▶ [Exercise prompt]:
Copy each line of the records that contains the word "this".

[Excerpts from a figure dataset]

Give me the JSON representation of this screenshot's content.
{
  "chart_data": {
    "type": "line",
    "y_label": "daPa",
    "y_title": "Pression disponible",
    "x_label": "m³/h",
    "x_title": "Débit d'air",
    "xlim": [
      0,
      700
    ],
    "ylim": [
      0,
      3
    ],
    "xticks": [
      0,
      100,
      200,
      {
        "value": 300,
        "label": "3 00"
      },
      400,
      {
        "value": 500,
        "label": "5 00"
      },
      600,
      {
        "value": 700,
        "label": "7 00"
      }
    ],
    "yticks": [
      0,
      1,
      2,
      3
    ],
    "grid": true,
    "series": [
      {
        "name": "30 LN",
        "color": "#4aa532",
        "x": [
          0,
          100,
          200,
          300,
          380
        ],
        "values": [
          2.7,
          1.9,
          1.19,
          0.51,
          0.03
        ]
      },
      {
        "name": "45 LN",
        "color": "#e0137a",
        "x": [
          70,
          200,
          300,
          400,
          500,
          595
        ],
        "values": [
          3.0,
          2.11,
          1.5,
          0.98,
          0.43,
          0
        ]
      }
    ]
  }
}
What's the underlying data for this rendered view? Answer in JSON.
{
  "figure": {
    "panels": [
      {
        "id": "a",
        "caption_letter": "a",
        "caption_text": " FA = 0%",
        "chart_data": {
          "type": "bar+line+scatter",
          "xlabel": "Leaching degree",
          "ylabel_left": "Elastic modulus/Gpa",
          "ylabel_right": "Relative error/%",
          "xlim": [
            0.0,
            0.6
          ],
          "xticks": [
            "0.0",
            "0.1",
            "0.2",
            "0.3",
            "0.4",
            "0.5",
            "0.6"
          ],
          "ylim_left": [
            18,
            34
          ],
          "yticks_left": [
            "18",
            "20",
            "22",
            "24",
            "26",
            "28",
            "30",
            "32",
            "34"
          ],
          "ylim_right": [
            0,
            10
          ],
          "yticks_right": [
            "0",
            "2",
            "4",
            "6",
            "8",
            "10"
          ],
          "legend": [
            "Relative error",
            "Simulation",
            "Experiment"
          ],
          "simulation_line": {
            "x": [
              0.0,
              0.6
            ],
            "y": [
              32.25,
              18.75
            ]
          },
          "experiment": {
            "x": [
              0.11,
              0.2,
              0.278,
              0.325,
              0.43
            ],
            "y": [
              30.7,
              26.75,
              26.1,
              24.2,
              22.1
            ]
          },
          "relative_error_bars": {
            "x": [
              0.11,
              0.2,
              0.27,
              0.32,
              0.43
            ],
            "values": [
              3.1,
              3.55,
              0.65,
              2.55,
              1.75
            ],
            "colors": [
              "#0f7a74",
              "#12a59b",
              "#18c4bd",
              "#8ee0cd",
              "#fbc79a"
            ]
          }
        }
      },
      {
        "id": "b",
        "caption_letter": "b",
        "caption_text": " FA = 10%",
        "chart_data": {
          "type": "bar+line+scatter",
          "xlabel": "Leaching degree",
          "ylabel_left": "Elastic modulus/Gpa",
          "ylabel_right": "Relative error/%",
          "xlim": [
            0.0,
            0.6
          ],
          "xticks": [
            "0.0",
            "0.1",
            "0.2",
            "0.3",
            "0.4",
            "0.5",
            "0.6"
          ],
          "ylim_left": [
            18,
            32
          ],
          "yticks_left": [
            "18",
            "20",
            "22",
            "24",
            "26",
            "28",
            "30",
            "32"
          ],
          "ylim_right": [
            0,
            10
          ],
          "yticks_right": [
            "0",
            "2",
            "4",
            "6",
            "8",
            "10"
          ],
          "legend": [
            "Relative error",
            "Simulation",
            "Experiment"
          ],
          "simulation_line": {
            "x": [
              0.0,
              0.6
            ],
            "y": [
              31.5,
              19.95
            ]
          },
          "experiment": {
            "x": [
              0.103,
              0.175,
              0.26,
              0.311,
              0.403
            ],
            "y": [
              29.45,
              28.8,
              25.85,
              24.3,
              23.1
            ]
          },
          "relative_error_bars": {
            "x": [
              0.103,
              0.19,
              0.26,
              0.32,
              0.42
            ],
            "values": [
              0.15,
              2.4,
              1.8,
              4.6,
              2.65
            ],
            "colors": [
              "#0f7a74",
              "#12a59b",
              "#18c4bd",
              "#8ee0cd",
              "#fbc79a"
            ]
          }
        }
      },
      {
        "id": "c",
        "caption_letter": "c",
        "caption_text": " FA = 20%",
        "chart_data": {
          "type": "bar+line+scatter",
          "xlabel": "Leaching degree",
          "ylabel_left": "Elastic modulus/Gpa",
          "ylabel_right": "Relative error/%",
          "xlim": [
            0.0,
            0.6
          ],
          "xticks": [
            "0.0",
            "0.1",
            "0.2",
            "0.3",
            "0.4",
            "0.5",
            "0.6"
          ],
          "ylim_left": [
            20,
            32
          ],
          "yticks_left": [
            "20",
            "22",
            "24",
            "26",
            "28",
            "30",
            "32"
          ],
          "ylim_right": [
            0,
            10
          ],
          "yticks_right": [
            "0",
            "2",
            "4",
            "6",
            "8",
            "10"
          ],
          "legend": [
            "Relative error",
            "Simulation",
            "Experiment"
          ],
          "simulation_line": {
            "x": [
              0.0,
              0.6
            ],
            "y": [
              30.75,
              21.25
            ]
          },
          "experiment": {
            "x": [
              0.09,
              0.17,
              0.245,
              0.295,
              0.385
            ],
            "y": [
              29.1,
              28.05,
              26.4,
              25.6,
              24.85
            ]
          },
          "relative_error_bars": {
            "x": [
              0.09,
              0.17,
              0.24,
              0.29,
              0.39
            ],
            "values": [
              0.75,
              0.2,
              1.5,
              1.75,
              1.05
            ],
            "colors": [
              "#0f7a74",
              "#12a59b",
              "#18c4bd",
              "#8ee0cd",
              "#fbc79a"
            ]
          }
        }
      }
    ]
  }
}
...
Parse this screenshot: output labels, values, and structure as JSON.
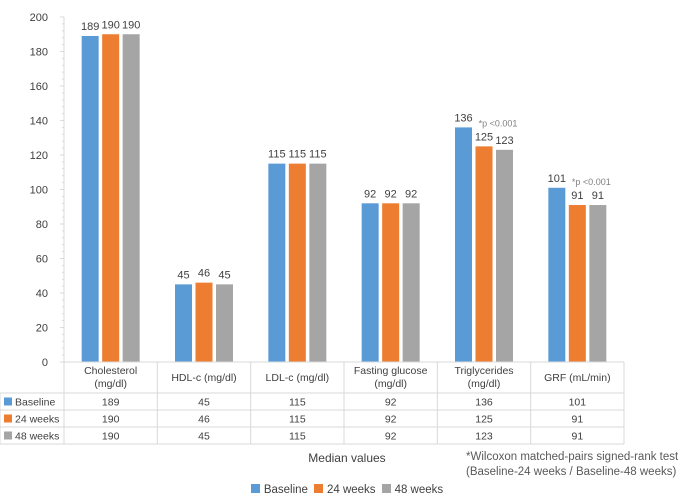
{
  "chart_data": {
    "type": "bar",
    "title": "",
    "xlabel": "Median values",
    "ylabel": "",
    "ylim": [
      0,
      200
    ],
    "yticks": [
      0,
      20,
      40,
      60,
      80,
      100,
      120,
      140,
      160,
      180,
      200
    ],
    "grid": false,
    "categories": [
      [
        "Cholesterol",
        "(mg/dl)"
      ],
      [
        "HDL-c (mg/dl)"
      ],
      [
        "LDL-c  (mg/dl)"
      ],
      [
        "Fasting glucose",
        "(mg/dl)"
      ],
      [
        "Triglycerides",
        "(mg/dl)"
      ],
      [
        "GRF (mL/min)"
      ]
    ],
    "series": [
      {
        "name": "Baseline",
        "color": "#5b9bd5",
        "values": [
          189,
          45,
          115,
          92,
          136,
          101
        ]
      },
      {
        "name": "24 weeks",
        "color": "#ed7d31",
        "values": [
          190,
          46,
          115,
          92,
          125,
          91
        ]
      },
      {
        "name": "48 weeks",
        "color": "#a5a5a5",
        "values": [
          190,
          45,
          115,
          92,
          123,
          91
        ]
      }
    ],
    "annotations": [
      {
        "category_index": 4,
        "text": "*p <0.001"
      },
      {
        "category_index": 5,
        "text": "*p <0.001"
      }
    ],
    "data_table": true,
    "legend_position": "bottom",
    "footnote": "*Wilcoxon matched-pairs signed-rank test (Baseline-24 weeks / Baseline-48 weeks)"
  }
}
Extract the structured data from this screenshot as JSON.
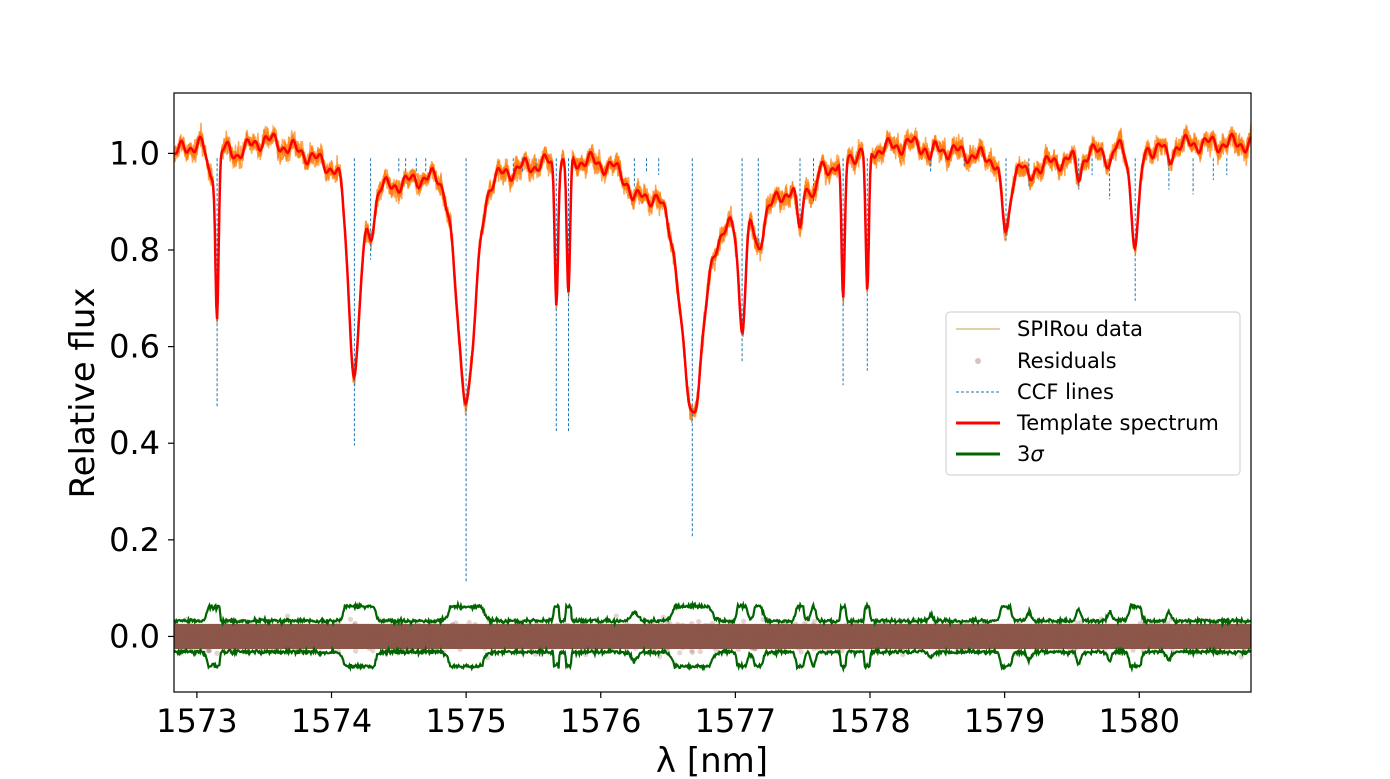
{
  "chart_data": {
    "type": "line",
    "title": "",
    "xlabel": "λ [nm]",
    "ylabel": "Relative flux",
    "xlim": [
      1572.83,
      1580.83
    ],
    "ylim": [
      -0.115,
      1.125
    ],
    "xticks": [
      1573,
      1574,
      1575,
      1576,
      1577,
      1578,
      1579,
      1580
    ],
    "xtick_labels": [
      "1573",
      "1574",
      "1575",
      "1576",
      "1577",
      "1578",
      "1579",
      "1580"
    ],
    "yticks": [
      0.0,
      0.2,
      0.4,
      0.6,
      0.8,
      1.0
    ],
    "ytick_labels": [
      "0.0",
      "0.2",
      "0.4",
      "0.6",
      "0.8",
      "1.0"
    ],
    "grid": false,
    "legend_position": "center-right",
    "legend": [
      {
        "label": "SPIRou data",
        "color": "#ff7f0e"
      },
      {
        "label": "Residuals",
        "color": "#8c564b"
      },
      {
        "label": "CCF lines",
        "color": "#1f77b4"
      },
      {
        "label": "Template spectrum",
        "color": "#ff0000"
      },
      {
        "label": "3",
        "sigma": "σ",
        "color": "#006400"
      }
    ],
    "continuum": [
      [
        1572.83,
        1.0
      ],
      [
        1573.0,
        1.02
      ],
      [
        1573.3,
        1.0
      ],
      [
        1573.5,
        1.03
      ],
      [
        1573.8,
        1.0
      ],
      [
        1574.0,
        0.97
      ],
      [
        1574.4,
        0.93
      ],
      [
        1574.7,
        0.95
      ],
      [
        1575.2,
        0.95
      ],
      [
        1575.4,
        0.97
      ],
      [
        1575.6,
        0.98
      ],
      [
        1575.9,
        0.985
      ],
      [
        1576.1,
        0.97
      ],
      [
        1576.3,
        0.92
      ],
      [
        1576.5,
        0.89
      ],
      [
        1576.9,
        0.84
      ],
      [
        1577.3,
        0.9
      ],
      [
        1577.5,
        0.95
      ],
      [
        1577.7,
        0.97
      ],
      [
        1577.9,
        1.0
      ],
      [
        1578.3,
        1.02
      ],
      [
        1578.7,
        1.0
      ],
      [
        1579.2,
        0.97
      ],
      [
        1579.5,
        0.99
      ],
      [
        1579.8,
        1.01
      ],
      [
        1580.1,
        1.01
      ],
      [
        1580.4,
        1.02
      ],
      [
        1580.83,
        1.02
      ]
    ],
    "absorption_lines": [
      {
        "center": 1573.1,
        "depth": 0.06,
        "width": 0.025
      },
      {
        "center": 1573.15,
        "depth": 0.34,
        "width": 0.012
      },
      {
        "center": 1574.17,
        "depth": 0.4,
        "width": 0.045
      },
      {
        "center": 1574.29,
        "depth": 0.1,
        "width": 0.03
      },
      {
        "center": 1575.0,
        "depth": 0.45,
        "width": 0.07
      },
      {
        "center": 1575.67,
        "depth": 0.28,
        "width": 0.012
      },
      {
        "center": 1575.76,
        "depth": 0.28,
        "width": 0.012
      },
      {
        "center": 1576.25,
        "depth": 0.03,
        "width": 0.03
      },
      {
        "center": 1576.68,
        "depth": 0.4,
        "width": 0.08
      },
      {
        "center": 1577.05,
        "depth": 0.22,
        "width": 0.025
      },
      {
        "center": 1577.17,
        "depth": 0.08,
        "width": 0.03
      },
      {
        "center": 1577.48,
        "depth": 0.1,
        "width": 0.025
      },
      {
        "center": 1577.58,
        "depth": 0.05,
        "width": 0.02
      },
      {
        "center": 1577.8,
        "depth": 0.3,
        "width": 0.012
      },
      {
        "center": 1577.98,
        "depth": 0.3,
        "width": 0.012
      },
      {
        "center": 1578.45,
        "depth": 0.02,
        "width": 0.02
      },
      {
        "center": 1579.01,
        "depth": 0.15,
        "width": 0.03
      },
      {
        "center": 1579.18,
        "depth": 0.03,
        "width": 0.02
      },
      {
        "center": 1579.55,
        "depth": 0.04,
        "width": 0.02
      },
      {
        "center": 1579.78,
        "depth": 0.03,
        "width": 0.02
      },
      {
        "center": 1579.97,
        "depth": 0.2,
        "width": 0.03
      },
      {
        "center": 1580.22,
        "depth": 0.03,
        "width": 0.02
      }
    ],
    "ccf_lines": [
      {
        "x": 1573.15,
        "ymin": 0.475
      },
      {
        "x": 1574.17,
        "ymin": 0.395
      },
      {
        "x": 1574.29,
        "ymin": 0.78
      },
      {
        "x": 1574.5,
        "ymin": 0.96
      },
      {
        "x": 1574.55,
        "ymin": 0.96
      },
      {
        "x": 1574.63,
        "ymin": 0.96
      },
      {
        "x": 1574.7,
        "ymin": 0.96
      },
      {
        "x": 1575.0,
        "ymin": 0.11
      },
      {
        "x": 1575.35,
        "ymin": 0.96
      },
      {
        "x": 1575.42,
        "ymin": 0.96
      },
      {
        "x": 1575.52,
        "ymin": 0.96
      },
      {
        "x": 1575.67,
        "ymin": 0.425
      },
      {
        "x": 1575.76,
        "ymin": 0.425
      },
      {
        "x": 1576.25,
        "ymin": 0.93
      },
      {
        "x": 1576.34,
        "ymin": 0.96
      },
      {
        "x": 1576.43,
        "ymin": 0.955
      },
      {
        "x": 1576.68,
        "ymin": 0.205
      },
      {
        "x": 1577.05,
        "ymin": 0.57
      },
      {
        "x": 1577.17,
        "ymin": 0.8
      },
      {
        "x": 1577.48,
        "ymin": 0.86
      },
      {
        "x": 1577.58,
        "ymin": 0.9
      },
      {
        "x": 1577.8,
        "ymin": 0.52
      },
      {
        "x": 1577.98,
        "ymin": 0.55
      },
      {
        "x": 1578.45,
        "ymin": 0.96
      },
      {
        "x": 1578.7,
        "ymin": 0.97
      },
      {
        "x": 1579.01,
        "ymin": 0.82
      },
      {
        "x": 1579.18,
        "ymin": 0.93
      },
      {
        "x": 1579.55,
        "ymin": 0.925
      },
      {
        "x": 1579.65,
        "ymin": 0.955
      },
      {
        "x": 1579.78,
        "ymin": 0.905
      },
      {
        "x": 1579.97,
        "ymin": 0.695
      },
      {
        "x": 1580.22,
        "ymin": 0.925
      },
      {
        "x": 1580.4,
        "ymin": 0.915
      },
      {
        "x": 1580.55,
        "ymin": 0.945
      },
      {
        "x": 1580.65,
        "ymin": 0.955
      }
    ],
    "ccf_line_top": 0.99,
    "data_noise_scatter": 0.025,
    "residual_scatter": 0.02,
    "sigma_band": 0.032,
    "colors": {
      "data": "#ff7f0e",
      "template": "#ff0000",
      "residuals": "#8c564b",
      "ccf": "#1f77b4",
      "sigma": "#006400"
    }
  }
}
==
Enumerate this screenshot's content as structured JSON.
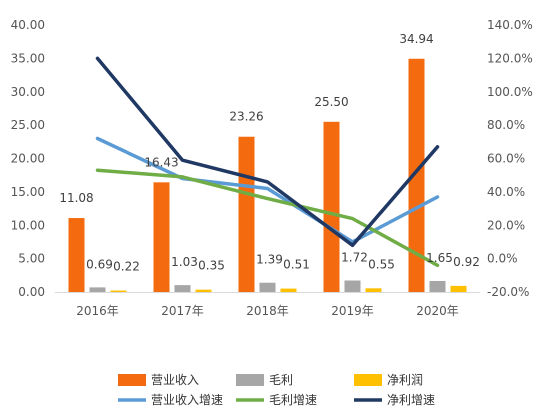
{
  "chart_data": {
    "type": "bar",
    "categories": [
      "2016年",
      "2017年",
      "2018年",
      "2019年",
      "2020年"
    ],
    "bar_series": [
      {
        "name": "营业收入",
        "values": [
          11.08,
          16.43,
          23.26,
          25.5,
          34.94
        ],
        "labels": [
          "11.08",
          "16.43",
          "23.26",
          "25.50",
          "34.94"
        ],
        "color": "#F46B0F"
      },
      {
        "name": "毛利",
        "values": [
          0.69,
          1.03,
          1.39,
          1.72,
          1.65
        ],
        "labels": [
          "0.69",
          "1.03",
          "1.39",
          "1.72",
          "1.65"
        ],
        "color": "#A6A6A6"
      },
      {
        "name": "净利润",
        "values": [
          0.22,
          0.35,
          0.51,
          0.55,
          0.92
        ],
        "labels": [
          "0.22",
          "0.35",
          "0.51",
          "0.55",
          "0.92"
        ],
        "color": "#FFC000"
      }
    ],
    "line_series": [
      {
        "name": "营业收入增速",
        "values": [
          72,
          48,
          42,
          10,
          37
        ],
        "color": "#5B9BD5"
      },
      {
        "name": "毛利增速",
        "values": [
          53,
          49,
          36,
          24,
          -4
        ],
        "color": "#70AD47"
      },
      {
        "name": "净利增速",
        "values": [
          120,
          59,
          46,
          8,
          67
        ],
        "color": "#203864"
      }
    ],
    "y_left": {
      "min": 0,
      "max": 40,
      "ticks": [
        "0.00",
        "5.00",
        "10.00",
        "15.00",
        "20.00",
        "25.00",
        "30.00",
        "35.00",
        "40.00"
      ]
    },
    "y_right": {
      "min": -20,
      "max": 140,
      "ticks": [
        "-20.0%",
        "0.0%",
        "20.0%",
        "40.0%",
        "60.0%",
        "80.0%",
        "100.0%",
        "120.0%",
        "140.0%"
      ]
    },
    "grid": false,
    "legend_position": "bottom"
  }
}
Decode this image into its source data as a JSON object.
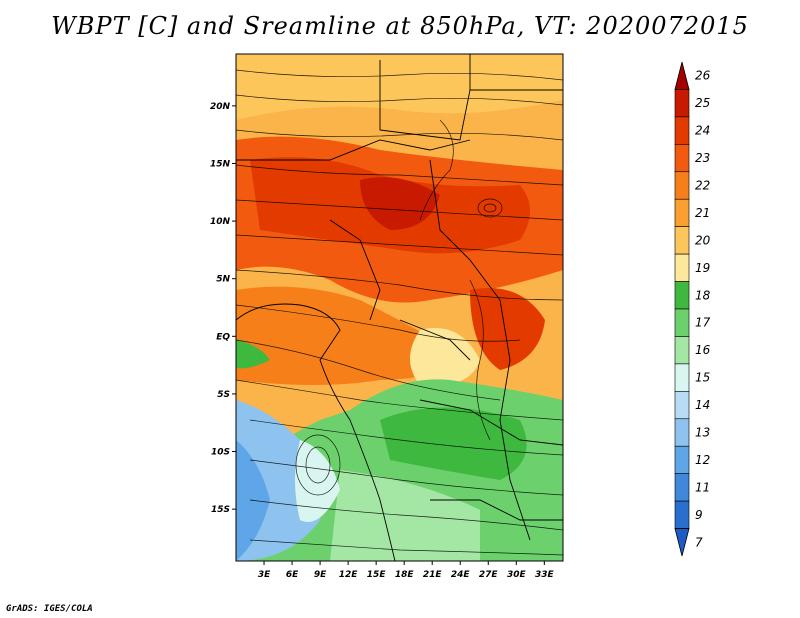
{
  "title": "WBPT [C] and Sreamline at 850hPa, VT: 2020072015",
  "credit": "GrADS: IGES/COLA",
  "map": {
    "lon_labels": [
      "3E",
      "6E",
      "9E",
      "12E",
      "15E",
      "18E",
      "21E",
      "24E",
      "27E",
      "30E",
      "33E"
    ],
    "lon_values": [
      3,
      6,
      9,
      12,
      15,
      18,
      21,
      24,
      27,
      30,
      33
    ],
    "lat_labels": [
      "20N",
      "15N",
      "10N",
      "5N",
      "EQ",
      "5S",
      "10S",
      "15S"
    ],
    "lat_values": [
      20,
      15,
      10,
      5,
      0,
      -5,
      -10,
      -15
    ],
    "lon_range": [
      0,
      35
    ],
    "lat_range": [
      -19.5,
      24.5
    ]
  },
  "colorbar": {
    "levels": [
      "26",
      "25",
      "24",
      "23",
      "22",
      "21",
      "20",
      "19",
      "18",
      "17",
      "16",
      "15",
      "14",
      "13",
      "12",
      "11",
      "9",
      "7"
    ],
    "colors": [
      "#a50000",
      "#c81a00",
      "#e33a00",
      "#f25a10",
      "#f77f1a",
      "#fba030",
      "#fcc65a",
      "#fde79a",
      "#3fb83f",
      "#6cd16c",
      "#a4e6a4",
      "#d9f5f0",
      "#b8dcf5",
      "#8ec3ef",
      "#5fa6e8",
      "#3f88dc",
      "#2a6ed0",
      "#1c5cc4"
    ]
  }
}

▶ [Final result]:
Give me the JSON representation of this screenshot's content.
What's the underlying data for this rendered view? Answer in JSON.
Parse this screenshot: output labels, values, and structure as JSON.
Extract the structured data from this screenshot as JSON.
Enumerate this screenshot's content as structured JSON.
Decode this image into its source data as a JSON object.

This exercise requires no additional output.